RECORDS SUPPLIED:
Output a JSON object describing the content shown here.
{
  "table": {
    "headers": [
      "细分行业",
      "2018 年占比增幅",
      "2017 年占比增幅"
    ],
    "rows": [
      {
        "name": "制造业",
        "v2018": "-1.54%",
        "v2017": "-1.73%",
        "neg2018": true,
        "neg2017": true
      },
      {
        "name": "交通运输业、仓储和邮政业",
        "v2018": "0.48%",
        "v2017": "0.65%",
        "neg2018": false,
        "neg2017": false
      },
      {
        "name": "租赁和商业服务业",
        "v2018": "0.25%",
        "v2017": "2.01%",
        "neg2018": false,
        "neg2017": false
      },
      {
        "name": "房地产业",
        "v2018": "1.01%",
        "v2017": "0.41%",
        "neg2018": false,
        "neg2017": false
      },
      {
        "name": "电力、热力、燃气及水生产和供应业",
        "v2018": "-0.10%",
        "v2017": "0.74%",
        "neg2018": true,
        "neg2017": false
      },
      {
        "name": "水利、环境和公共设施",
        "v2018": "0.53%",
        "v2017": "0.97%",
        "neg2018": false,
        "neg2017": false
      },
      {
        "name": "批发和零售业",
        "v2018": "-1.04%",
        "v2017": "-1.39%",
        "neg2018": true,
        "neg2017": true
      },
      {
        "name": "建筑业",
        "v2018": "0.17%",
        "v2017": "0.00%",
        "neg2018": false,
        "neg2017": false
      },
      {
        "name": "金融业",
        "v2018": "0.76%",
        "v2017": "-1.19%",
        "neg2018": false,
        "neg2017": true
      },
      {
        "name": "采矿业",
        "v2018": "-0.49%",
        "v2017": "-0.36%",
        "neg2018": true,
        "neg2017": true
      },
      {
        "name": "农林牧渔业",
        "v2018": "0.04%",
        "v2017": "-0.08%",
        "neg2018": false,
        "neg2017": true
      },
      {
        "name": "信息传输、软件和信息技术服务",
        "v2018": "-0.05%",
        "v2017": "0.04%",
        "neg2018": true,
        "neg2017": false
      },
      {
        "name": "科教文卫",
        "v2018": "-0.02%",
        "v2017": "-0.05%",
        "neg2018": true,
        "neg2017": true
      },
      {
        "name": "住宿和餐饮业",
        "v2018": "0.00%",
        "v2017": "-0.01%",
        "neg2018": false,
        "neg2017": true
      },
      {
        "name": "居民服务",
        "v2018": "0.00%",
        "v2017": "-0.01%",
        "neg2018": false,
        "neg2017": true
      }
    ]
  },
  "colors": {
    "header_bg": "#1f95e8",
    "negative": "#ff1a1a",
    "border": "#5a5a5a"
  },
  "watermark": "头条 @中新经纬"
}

EXERCISE BRIEF:
Above are some records; repeat all of them exactly.

RESULT OF THE EXERCISE:
Output a JSON object describing the content shown here.
{
  "table": {
    "headers": [
      "细分行业",
      "2018 年占比增幅",
      "2017 年占比增幅"
    ],
    "rows": [
      {
        "name": "制造业",
        "v2018": "-1.54%",
        "v2017": "-1.73%",
        "neg2018": true,
        "neg2017": true
      },
      {
        "name": "交通运输业、仓储和邮政业",
        "v2018": "0.48%",
        "v2017": "0.65%",
        "neg2018": false,
        "neg2017": false
      },
      {
        "name": "租赁和商业服务业",
        "v2018": "0.25%",
        "v2017": "2.01%",
        "neg2018": false,
        "neg2017": false
      },
      {
        "name": "房地产业",
        "v2018": "1.01%",
        "v2017": "0.41%",
        "neg2018": false,
        "neg2017": false
      },
      {
        "name": "电力、热力、燃气及水生产和供应业",
        "v2018": "-0.10%",
        "v2017": "0.74%",
        "neg2018": true,
        "neg2017": false
      },
      {
        "name": "水利、环境和公共设施",
        "v2018": "0.53%",
        "v2017": "0.97%",
        "neg2018": false,
        "neg2017": false
      },
      {
        "name": "批发和零售业",
        "v2018": "-1.04%",
        "v2017": "-1.39%",
        "neg2018": true,
        "neg2017": true
      },
      {
        "name": "建筑业",
        "v2018": "0.17%",
        "v2017": "0.00%",
        "neg2018": false,
        "neg2017": false
      },
      {
        "name": "金融业",
        "v2018": "0.76%",
        "v2017": "-1.19%",
        "neg2018": false,
        "neg2017": true
      },
      {
        "name": "采矿业",
        "v2018": "-0.49%",
        "v2017": "-0.36%",
        "neg2018": true,
        "neg2017": true
      },
      {
        "name": "农林牧渔业",
        "v2018": "0.04%",
        "v2017": "-0.08%",
        "neg2018": false,
        "neg2017": true
      },
      {
        "name": "信息传输、软件和信息技术服务",
        "v2018": "-0.05%",
        "v2017": "0.04%",
        "neg2018": true,
        "neg2017": false
      },
      {
        "name": "科教文卫",
        "v2018": "-0.02%",
        "v2017": "-0.05%",
        "neg2018": true,
        "neg2017": true
      },
      {
        "name": "住宿和餐饮业",
        "v2018": "0.00%",
        "v2017": "-0.01%",
        "neg2018": false,
        "neg2017": true
      },
      {
        "name": "居民服务",
        "v2018": "0.00%",
        "v2017": "-0.01%",
        "neg2018": false,
        "neg2017": true
      }
    ]
  },
  "colors": {
    "header_bg": "#1f95e8",
    "negative": "#ff1a1a",
    "border": "#5a5a5a"
  },
  "watermark": "头条 @中新经纬"
}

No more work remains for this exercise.